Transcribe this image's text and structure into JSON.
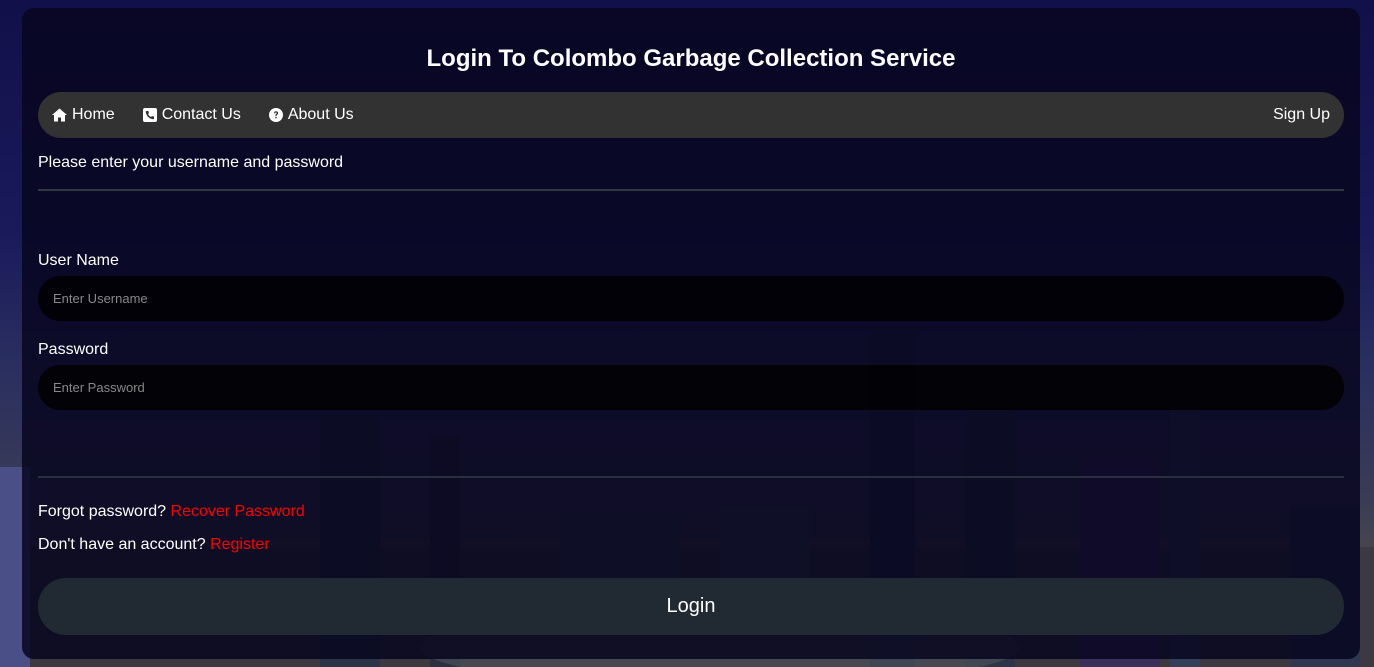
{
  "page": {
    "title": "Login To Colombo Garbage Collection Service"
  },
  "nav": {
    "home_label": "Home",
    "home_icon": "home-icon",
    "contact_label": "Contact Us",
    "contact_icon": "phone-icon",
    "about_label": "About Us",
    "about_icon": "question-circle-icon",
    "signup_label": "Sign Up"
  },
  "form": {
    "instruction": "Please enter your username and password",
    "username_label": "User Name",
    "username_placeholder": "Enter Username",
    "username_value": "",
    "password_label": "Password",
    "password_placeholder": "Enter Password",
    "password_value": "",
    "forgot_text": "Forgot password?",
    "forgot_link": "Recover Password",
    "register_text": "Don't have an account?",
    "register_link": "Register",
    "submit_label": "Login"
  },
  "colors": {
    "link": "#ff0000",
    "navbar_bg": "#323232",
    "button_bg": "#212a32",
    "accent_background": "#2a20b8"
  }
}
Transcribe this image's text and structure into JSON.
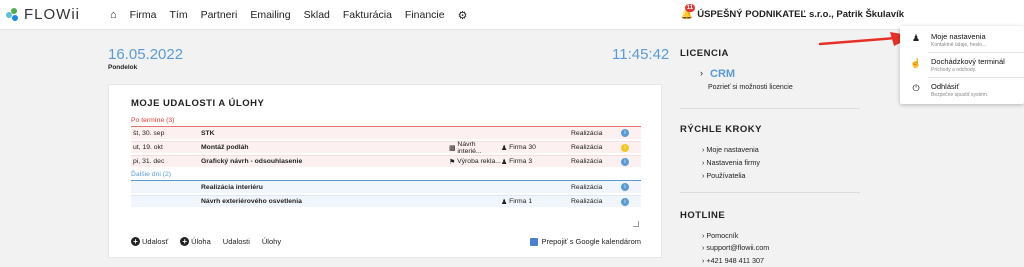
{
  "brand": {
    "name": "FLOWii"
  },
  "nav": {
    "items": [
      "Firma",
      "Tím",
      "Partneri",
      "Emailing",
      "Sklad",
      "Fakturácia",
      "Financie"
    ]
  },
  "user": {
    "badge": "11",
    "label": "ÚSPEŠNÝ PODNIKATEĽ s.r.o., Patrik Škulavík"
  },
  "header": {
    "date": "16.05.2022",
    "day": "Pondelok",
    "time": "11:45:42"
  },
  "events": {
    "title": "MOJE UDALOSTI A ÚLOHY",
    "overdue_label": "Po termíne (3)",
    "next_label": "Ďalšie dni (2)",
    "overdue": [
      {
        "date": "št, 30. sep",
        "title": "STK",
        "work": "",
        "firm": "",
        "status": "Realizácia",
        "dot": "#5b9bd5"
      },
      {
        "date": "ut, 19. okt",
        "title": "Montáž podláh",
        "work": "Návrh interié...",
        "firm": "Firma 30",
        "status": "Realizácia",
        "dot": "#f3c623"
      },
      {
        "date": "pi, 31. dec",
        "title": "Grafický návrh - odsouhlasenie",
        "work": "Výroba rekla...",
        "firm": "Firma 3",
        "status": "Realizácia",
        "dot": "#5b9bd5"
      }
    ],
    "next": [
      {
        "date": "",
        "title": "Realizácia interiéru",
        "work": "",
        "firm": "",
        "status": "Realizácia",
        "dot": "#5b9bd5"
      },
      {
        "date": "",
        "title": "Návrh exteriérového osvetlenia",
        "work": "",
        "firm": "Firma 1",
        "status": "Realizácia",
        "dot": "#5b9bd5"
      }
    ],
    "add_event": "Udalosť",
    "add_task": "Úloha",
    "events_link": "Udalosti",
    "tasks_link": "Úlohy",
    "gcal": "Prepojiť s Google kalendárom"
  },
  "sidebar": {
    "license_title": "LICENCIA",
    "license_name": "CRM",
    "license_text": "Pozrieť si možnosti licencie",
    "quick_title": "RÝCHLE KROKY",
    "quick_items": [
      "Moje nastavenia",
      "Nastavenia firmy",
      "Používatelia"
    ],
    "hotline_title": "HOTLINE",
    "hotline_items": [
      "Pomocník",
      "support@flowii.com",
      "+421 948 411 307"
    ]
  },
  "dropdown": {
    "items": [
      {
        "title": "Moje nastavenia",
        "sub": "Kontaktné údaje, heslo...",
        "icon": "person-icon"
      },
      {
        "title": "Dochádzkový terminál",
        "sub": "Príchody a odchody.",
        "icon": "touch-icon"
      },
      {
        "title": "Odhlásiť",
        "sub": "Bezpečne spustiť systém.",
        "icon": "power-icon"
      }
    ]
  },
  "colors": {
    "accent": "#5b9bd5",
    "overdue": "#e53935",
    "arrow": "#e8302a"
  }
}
================================
Omit all pictures while transcribing the entries verbatim.

• [SOLVED PROBLEM]:
Transcribe this image's text and structure into JSON.
{
  "page": {
    "title": "Login To Colombo Garbage Collection Service"
  },
  "nav": {
    "home_label": "Home",
    "home_icon": "home-icon",
    "contact_label": "Contact Us",
    "contact_icon": "phone-icon",
    "about_label": "About Us",
    "about_icon": "question-circle-icon",
    "signup_label": "Sign Up"
  },
  "form": {
    "instruction": "Please enter your username and password",
    "username_label": "User Name",
    "username_placeholder": "Enter Username",
    "username_value": "",
    "password_label": "Password",
    "password_placeholder": "Enter Password",
    "password_value": "",
    "forgot_text": "Forgot password?",
    "forgot_link": "Recover Password",
    "register_text": "Don't have an account?",
    "register_link": "Register",
    "submit_label": "Login"
  },
  "colors": {
    "link": "#ff0000",
    "navbar_bg": "#323232",
    "button_bg": "#212a32",
    "accent_background": "#2a20b8"
  }
}
Transcribe this image's text and structure into JSON.
{
  "brand": {
    "name": "FLOWii"
  },
  "nav": {
    "items": [
      "Firma",
      "Tím",
      "Partneri",
      "Emailing",
      "Sklad",
      "Fakturácia",
      "Financie"
    ]
  },
  "user": {
    "badge": "11",
    "label": "ÚSPEŠNÝ PODNIKATEĽ s.r.o., Patrik Škulavík"
  },
  "header": {
    "date": "16.05.2022",
    "day": "Pondelok",
    "time": "11:45:42"
  },
  "events": {
    "title": "MOJE UDALOSTI A ÚLOHY",
    "overdue_label": "Po termíne (3)",
    "next_label": "Ďalšie dni (2)",
    "overdue": [
      {
        "date": "št, 30. sep",
        "title": "STK",
        "work": "",
        "firm": "",
        "status": "Realizácia",
        "dot": "#5b9bd5"
      },
      {
        "date": "ut, 19. okt",
        "title": "Montáž podláh",
        "work": "Návrh interié...",
        "firm": "Firma 30",
        "status": "Realizácia",
        "dot": "#f3c623"
      },
      {
        "date": "pi, 31. dec",
        "title": "Grafický návrh - odsouhlasenie",
        "work": "Výroba rekla...",
        "firm": "Firma 3",
        "status": "Realizácia",
        "dot": "#5b9bd5"
      }
    ],
    "next": [
      {
        "date": "",
        "title": "Realizácia interiéru",
        "work": "",
        "firm": "",
        "status": "Realizácia",
        "dot": "#5b9bd5"
      },
      {
        "date": "",
        "title": "Návrh exteriérového osvetlenia",
        "work": "",
        "firm": "Firma 1",
        "status": "Realizácia",
        "dot": "#5b9bd5"
      }
    ],
    "add_event": "Udalosť",
    "add_task": "Úloha",
    "events_link": "Udalosti",
    "tasks_link": "Úlohy",
    "gcal": "Prepojiť s Google kalendárom"
  },
  "sidebar": {
    "license_title": "LICENCIA",
    "license_name": "CRM",
    "license_text": "Pozrieť si možnosti licencie",
    "quick_title": "RÝCHLE KROKY",
    "quick_items": [
      "Moje nastavenia",
      "Nastavenia firmy",
      "Používatelia"
    ],
    "hotline_title": "HOTLINE",
    "hotline_items": [
      "Pomocník",
      "support@flowii.com",
      "+421 948 411 307"
    ]
  },
  "dropdown": {
    "items": [
      {
        "title": "Moje nastavenia",
        "sub": "Kontaktné údaje, heslo...",
        "icon": "person-icon"
      },
      {
        "title": "Dochádzkový terminál",
        "sub": "Príchody a odchody.",
        "icon": "touch-icon"
      },
      {
        "title": "Odhlásiť",
        "sub": "Bezpečne spustiť systém.",
        "icon": "power-icon"
      }
    ]
  },
  "colors": {
    "accent": "#5b9bd5",
    "overdue": "#e53935",
    "arrow": "#e8302a"
  }
}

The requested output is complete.